> _Exercise aim_
Repeat all entries exactly.

>> Start Data in this exercise

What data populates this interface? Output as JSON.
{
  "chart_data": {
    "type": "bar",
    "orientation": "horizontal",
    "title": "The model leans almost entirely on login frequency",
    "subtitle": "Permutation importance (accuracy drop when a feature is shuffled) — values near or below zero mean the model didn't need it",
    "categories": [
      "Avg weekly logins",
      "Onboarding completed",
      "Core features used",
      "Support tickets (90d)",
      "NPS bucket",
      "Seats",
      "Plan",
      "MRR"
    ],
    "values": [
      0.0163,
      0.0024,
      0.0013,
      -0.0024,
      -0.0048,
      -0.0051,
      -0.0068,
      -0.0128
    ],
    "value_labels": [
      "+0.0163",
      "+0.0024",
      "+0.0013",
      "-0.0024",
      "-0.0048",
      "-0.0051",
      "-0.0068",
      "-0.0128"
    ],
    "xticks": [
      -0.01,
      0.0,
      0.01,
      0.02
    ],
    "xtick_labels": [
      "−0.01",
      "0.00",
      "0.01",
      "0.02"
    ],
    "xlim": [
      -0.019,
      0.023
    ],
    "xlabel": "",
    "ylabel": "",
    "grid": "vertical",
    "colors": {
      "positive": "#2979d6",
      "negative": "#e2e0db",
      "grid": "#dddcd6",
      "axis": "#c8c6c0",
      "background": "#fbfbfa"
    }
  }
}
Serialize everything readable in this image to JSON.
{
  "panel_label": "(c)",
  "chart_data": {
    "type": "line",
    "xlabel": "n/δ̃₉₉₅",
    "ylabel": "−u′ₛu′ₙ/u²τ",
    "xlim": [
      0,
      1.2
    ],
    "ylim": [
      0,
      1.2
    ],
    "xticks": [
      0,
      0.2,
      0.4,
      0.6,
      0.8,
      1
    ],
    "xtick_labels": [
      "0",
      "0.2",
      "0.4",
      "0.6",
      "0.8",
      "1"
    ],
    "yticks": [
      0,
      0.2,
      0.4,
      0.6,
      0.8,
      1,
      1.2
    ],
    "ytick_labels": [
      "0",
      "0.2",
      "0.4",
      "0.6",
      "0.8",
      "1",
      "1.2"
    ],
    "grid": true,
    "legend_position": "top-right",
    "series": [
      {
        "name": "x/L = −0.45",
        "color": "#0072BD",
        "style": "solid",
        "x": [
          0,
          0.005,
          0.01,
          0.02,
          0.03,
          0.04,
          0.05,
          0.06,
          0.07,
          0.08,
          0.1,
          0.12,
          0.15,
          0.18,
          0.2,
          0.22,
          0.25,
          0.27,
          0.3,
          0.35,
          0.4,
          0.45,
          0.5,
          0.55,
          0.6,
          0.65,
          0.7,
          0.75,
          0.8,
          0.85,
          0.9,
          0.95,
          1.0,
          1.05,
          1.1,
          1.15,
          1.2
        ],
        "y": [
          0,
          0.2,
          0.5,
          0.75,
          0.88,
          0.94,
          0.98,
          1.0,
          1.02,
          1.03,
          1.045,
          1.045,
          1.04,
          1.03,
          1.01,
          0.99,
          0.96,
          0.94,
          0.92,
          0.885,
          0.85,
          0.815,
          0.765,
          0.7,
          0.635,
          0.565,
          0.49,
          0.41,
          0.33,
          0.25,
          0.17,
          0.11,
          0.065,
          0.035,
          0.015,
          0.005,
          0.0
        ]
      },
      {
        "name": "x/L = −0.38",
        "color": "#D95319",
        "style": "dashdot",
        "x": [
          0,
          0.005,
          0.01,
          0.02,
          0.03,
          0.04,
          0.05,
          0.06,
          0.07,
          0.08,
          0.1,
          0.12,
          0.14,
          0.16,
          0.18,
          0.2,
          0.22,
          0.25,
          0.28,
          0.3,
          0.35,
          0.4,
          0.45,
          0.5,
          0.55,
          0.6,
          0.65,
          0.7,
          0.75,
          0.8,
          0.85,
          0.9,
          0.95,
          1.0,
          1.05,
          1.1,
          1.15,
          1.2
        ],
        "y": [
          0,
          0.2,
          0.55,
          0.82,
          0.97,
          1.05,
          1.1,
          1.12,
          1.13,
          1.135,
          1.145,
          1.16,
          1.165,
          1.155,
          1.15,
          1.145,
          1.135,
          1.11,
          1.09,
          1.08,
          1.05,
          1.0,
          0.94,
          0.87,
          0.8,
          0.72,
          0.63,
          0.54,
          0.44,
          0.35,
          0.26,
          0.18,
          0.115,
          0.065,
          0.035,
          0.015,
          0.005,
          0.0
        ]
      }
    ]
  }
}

>> End Data in this exercise

> _Exercise solution_
What data populates this interface? Output as JSON.
{
  "chart_data": {
    "type": "bar",
    "orientation": "horizontal",
    "title": "The model leans almost entirely on login frequency",
    "subtitle": "Permutation importance (accuracy drop when a feature is shuffled) — values near or below zero mean the model didn't need it",
    "categories": [
      "Avg weekly logins",
      "Onboarding completed",
      "Core features used",
      "Support tickets (90d)",
      "NPS bucket",
      "Seats",
      "Plan",
      "MRR"
    ],
    "values": [
      0.0163,
      0.0024,
      0.0013,
      -0.0024,
      -0.0048,
      -0.0051,
      -0.0068,
      -0.0128
    ],
    "value_labels": [
      "+0.0163",
      "+0.0024",
      "+0.0013",
      "-0.0024",
      "-0.0048",
      "-0.0051",
      "-0.0068",
      "-0.0128"
    ],
    "xticks": [
      -0.01,
      0.0,
      0.01,
      0.02
    ],
    "xtick_labels": [
      "−0.01",
      "0.00",
      "0.01",
      "0.02"
    ],
    "xlim": [
      -0.019,
      0.023
    ],
    "xlabel": "",
    "ylabel": "",
    "grid": "vertical",
    "colors": {
      "positive": "#2979d6",
      "negative": "#e2e0db",
      "grid": "#dddcd6",
      "axis": "#c8c6c0",
      "background": "#fbfbfa"
    }
  }
}
Serialize everything readable in this image to JSON.
{
  "panel_label": "(c)",
  "chart_data": {
    "type": "line",
    "xlabel": "n/δ̃₉₉₅",
    "ylabel": "−u′ₛu′ₙ/u²τ",
    "xlim": [
      0,
      1.2
    ],
    "ylim": [
      0,
      1.2
    ],
    "xticks": [
      0,
      0.2,
      0.4,
      0.6,
      0.8,
      1
    ],
    "xtick_labels": [
      "0",
      "0.2",
      "0.4",
      "0.6",
      "0.8",
      "1"
    ],
    "yticks": [
      0,
      0.2,
      0.4,
      0.6,
      0.8,
      1,
      1.2
    ],
    "ytick_labels": [
      "0",
      "0.2",
      "0.4",
      "0.6",
      "0.8",
      "1",
      "1.2"
    ],
    "grid": true,
    "legend_position": "top-right",
    "series": [
      {
        "name": "x/L = −0.45",
        "color": "#0072BD",
        "style": "solid",
        "x": [
          0,
          0.005,
          0.01,
          0.02,
          0.03,
          0.04,
          0.05,
          0.06,
          0.07,
          0.08,
          0.1,
          0.12,
          0.15,
          0.18,
          0.2,
          0.22,
          0.25,
          0.27,
          0.3,
          0.35,
          0.4,
          0.45,
          0.5,
          0.55,
          0.6,
          0.65,
          0.7,
          0.75,
          0.8,
          0.85,
          0.9,
          0.95,
          1.0,
          1.05,
          1.1,
          1.15,
          1.2
        ],
        "y": [
          0,
          0.2,
          0.5,
          0.75,
          0.88,
          0.94,
          0.98,
          1.0,
          1.02,
          1.03,
          1.045,
          1.045,
          1.04,
          1.03,
          1.01,
          0.99,
          0.96,
          0.94,
          0.92,
          0.885,
          0.85,
          0.815,
          0.765,
          0.7,
          0.635,
          0.565,
          0.49,
          0.41,
          0.33,
          0.25,
          0.17,
          0.11,
          0.065,
          0.035,
          0.015,
          0.005,
          0.0
        ]
      },
      {
        "name": "x/L = −0.38",
        "color": "#D95319",
        "style": "dashdot",
        "x": [
          0,
          0.005,
          0.01,
          0.02,
          0.03,
          0.04,
          0.05,
          0.06,
          0.07,
          0.08,
          0.1,
          0.12,
          0.14,
          0.16,
          0.18,
          0.2,
          0.22,
          0.25,
          0.28,
          0.3,
          0.35,
          0.4,
          0.45,
          0.5,
          0.55,
          0.6,
          0.65,
          0.7,
          0.75,
          0.8,
          0.85,
          0.9,
          0.95,
          1.0,
          1.05,
          1.1,
          1.15,
          1.2
        ],
        "y": [
          0,
          0.2,
          0.55,
          0.82,
          0.97,
          1.05,
          1.1,
          1.12,
          1.13,
          1.135,
          1.145,
          1.16,
          1.165,
          1.155,
          1.15,
          1.145,
          1.135,
          1.11,
          1.09,
          1.08,
          1.05,
          1.0,
          0.94,
          0.87,
          0.8,
          0.72,
          0.63,
          0.54,
          0.44,
          0.35,
          0.26,
          0.18,
          0.115,
          0.065,
          0.035,
          0.015,
          0.005,
          0.0
        ]
      }
    ]
  }
}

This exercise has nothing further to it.